• Task requirements: Retype the data below without altering anything.

-- -- --

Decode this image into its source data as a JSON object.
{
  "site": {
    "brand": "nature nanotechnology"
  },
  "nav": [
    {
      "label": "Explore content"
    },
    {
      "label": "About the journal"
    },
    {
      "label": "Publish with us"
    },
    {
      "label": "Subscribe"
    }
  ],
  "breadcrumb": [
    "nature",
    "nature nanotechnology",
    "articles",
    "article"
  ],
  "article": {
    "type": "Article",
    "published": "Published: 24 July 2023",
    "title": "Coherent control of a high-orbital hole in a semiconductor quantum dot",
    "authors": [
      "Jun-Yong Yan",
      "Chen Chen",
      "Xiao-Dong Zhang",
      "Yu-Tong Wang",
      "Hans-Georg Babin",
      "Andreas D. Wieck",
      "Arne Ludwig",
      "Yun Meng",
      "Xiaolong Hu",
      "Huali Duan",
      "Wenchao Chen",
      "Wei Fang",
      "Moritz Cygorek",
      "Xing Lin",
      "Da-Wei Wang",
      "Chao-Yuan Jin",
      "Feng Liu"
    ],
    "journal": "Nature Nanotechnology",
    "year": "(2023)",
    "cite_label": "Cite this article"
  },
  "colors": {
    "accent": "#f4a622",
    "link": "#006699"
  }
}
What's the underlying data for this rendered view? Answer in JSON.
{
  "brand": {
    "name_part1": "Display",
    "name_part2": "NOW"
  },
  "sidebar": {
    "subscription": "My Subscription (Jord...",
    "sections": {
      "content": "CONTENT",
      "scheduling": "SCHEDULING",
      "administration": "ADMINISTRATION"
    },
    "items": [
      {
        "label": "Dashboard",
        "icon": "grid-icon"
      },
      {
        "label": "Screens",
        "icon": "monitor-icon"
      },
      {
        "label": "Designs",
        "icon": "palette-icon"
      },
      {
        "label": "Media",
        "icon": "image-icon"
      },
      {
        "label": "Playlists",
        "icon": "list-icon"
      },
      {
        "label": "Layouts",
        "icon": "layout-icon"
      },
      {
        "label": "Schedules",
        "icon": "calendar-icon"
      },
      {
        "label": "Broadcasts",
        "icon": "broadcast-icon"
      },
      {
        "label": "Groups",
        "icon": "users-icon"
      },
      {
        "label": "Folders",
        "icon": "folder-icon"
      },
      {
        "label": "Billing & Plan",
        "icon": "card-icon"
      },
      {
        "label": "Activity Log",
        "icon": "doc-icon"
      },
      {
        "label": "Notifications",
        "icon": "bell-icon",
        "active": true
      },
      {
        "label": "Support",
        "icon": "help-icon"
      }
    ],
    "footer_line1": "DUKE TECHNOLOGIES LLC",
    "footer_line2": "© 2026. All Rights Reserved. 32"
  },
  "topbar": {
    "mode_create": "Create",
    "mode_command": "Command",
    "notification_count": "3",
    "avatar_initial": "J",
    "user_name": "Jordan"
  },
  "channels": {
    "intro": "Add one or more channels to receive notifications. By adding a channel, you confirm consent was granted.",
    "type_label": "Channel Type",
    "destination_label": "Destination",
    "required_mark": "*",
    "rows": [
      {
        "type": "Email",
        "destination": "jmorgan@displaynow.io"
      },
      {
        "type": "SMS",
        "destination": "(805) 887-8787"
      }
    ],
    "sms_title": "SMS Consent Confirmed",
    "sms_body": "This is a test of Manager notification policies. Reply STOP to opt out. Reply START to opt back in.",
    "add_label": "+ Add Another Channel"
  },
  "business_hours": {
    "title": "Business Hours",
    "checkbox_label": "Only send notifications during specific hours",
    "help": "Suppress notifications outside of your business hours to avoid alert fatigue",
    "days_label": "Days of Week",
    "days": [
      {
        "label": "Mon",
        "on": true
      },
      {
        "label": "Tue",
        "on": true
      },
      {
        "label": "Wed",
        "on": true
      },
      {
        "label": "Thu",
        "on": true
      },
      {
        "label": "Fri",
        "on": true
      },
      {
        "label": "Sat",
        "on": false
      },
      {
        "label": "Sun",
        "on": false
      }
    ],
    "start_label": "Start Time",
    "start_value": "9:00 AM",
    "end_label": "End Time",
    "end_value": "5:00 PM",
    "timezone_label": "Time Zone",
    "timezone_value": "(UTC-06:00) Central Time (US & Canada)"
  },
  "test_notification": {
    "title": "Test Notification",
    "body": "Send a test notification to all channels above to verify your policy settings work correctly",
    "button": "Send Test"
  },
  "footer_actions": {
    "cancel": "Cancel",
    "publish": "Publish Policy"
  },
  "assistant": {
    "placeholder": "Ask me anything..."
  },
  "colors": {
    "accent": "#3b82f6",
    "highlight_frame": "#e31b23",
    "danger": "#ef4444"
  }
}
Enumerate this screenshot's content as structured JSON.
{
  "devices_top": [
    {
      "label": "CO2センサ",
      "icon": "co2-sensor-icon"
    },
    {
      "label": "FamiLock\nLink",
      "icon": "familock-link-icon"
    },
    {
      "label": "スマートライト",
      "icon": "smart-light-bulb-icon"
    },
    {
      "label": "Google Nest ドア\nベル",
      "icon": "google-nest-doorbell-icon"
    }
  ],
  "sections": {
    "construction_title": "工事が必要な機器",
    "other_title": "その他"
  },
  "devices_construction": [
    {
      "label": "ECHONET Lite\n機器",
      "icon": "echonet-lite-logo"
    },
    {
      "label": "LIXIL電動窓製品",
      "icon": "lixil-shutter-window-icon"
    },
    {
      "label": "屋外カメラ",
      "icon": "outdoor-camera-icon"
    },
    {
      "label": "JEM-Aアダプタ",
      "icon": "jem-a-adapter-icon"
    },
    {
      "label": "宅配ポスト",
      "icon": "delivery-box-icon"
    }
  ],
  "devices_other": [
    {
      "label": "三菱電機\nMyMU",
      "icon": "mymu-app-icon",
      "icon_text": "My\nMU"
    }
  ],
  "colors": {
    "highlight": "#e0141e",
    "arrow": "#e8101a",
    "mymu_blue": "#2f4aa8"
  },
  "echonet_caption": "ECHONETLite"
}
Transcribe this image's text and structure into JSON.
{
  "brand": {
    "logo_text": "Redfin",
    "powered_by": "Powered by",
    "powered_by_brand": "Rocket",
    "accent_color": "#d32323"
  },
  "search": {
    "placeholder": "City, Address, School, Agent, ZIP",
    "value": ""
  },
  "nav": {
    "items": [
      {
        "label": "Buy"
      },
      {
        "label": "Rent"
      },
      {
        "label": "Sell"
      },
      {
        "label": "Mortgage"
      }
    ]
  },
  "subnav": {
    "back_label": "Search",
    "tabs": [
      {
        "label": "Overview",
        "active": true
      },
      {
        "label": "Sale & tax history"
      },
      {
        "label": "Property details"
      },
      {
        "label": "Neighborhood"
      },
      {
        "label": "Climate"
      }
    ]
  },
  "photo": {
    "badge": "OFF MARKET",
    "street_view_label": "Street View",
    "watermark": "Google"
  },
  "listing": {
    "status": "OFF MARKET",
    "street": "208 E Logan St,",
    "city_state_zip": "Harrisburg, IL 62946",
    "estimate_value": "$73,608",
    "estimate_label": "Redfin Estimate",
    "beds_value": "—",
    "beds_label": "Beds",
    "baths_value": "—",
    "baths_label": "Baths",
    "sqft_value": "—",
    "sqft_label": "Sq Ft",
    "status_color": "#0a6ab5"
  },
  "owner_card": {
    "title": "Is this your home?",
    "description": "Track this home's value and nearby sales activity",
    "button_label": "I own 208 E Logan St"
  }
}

-- -- --

• Task response:
Decode this image into its source data as a JSON object.
{
  "site": {
    "brand": "nature nanotechnology"
  },
  "nav": [
    {
      "label": "Explore content"
    },
    {
      "label": "About the journal"
    },
    {
      "label": "Publish with us"
    },
    {
      "label": "Subscribe"
    }
  ],
  "breadcrumb": [
    "nature",
    "nature nanotechnology",
    "articles",
    "article"
  ],
  "article": {
    "type": "Article",
    "published": "Published: 24 July 2023",
    "title": "Coherent control of a high-orbital hole in a semiconductor quantum dot",
    "authors": [
      "Jun-Yong Yan",
      "Chen Chen",
      "Xiao-Dong Zhang",
      "Yu-Tong Wang",
      "Hans-Georg Babin",
      "Andreas D. Wieck",
      "Arne Ludwig",
      "Yun Meng",
      "Xiaolong Hu",
      "Huali Duan",
      "Wenchao Chen",
      "Wei Fang",
      "Moritz Cygorek",
      "Xing Lin",
      "Da-Wei Wang",
      "Chao-Yuan Jin",
      "Feng Liu"
    ],
    "journal": "Nature Nanotechnology",
    "year": "(2023)",
    "cite_label": "Cite this article"
  },
  "colors": {
    "accent": "#f4a622",
    "link": "#006699"
  }
}
What's the underlying data for this rendered view? Answer in JSON.
{
  "brand": {
    "name_part1": "Display",
    "name_part2": "NOW"
  },
  "sidebar": {
    "subscription": "My Subscription (Jord...",
    "sections": {
      "content": "CONTENT",
      "scheduling": "SCHEDULING",
      "administration": "ADMINISTRATION"
    },
    "items": [
      {
        "label": "Dashboard",
        "icon": "grid-icon"
      },
      {
        "label": "Screens",
        "icon": "monitor-icon"
      },
      {
        "label": "Designs",
        "icon": "palette-icon"
      },
      {
        "label": "Media",
        "icon": "image-icon"
      },
      {
        "label": "Playlists",
        "icon": "list-icon"
      },
      {
        "label": "Layouts",
        "icon": "layout-icon"
      },
      {
        "label": "Schedules",
        "icon": "calendar-icon"
      },
      {
        "label": "Broadcasts",
        "icon": "broadcast-icon"
      },
      {
        "label": "Groups",
        "icon": "users-icon"
      },
      {
        "label": "Folders",
        "icon": "folder-icon"
      },
      {
        "label": "Billing & Plan",
        "icon": "card-icon"
      },
      {
        "label": "Activity Log",
        "icon": "doc-icon"
      },
      {
        "label": "Notifications",
        "icon": "bell-icon",
        "active": true
      },
      {
        "label": "Support",
        "icon": "help-icon"
      }
    ],
    "footer_line1": "DUKE TECHNOLOGIES LLC",
    "footer_line2": "© 2026. All Rights Reserved. 32"
  },
  "topbar": {
    "mode_create": "Create",
    "mode_command": "Command",
    "notification_count": "3",
    "avatar_initial": "J",
    "user_name": "Jordan"
  },
  "channels": {
    "intro": "Add one or more channels to receive notifications. By adding a channel, you confirm consent was granted.",
    "type_label": "Channel Type",
    "destination_label": "Destination",
    "required_mark": "*",
    "rows": [
      {
        "type": "Email",
        "destination": "jmorgan@displaynow.io"
      },
      {
        "type": "SMS",
        "destination": "(805) 887-8787"
      }
    ],
    "sms_title": "SMS Consent Confirmed",
    "sms_body": "This is a test of Manager notification policies. Reply STOP to opt out. Reply START to opt back in.",
    "add_label": "+ Add Another Channel"
  },
  "business_hours": {
    "title": "Business Hours",
    "checkbox_label": "Only send notifications during specific hours",
    "help": "Suppress notifications outside of your business hours to avoid alert fatigue",
    "days_label": "Days of Week",
    "days": [
      {
        "label": "Mon",
        "on": true
      },
      {
        "label": "Tue",
        "on": true
      },
      {
        "label": "Wed",
        "on": true
      },
      {
        "label": "Thu",
        "on": true
      },
      {
        "label": "Fri",
        "on": true
      },
      {
        "label": "Sat",
        "on": false
      },
      {
        "label": "Sun",
        "on": false
      }
    ],
    "start_label": "Start Time",
    "start_value": "9:00 AM",
    "end_label": "End Time",
    "end_value": "5:00 PM",
    "timezone_label": "Time Zone",
    "timezone_value": "(UTC-06:00) Central Time (US & Canada)"
  },
  "test_notification": {
    "title": "Test Notification",
    "body": "Send a test notification to all channels above to verify your policy settings work correctly",
    "button": "Send Test"
  },
  "footer_actions": {
    "cancel": "Cancel",
    "publish": "Publish Policy"
  },
  "assistant": {
    "placeholder": "Ask me anything..."
  },
  "colors": {
    "accent": "#3b82f6",
    "highlight_frame": "#e31b23",
    "danger": "#ef4444"
  }
}
Enumerate this screenshot's content as structured JSON.
{
  "devices_top": [
    {
      "label": "CO2センサ",
      "icon": "co2-sensor-icon"
    },
    {
      "label": "FamiLock\nLink",
      "icon": "familock-link-icon"
    },
    {
      "label": "スマートライト",
      "icon": "smart-light-bulb-icon"
    },
    {
      "label": "Google Nest ドア\nベル",
      "icon": "google-nest-doorbell-icon"
    }
  ],
  "sections": {
    "construction_title": "工事が必要な機器",
    "other_title": "その他"
  },
  "devices_construction": [
    {
      "label": "ECHONET Lite\n機器",
      "icon": "echonet-lite-logo"
    },
    {
      "label": "LIXIL電動窓製品",
      "icon": "lixil-shutter-window-icon"
    },
    {
      "label": "屋外カメラ",
      "icon": "outdoor-camera-icon"
    },
    {
      "label": "JEM-Aアダプタ",
      "icon": "jem-a-adapter-icon"
    },
    {
      "label": "宅配ポスト",
      "icon": "delivery-box-icon"
    }
  ],
  "devices_other": [
    {
      "label": "三菱電機\nMyMU",
      "icon": "mymu-app-icon",
      "icon_text": "My\nMU"
    }
  ],
  "colors": {
    "highlight": "#e0141e",
    "arrow": "#e8101a",
    "mymu_blue": "#2f4aa8"
  },
  "echonet_caption": "ECHONETLite"
}
Transcribe this image's text and structure into JSON.
{
  "brand": {
    "logo_text": "Redfin",
    "powered_by": "Powered by",
    "powered_by_brand": "Rocket",
    "accent_color": "#d32323"
  },
  "search": {
    "placeholder": "City, Address, School, Agent, ZIP",
    "value": ""
  },
  "nav": {
    "items": [
      {
        "label": "Buy"
      },
      {
        "label": "Rent"
      },
      {
        "label": "Sell"
      },
      {
        "label": "Mortgage"
      }
    ]
  },
  "subnav": {
    "back_label": "Search",
    "tabs": [
      {
        "label": "Overview",
        "active": true
      },
      {
        "label": "Sale & tax history"
      },
      {
        "label": "Property details"
      },
      {
        "label": "Neighborhood"
      },
      {
        "label": "Climate"
      }
    ]
  },
  "photo": {
    "badge": "OFF MARKET",
    "street_view_label": "Street View",
    "watermark": "Google"
  },
  "listing": {
    "status": "OFF MARKET",
    "street": "208 E Logan St,",
    "city_state_zip": "Harrisburg, IL 62946",
    "estimate_value": "$73,608",
    "estimate_label": "Redfin Estimate",
    "beds_value": "—",
    "beds_label": "Beds",
    "baths_value": "—",
    "baths_label": "Baths",
    "sqft_value": "—",
    "sqft_label": "Sq Ft",
    "status_color": "#0a6ab5"
  },
  "owner_card": {
    "title": "Is this your home?",
    "description": "Track this home's value and nearby sales activity",
    "button_label": "I own 208 E Logan St"
  }
}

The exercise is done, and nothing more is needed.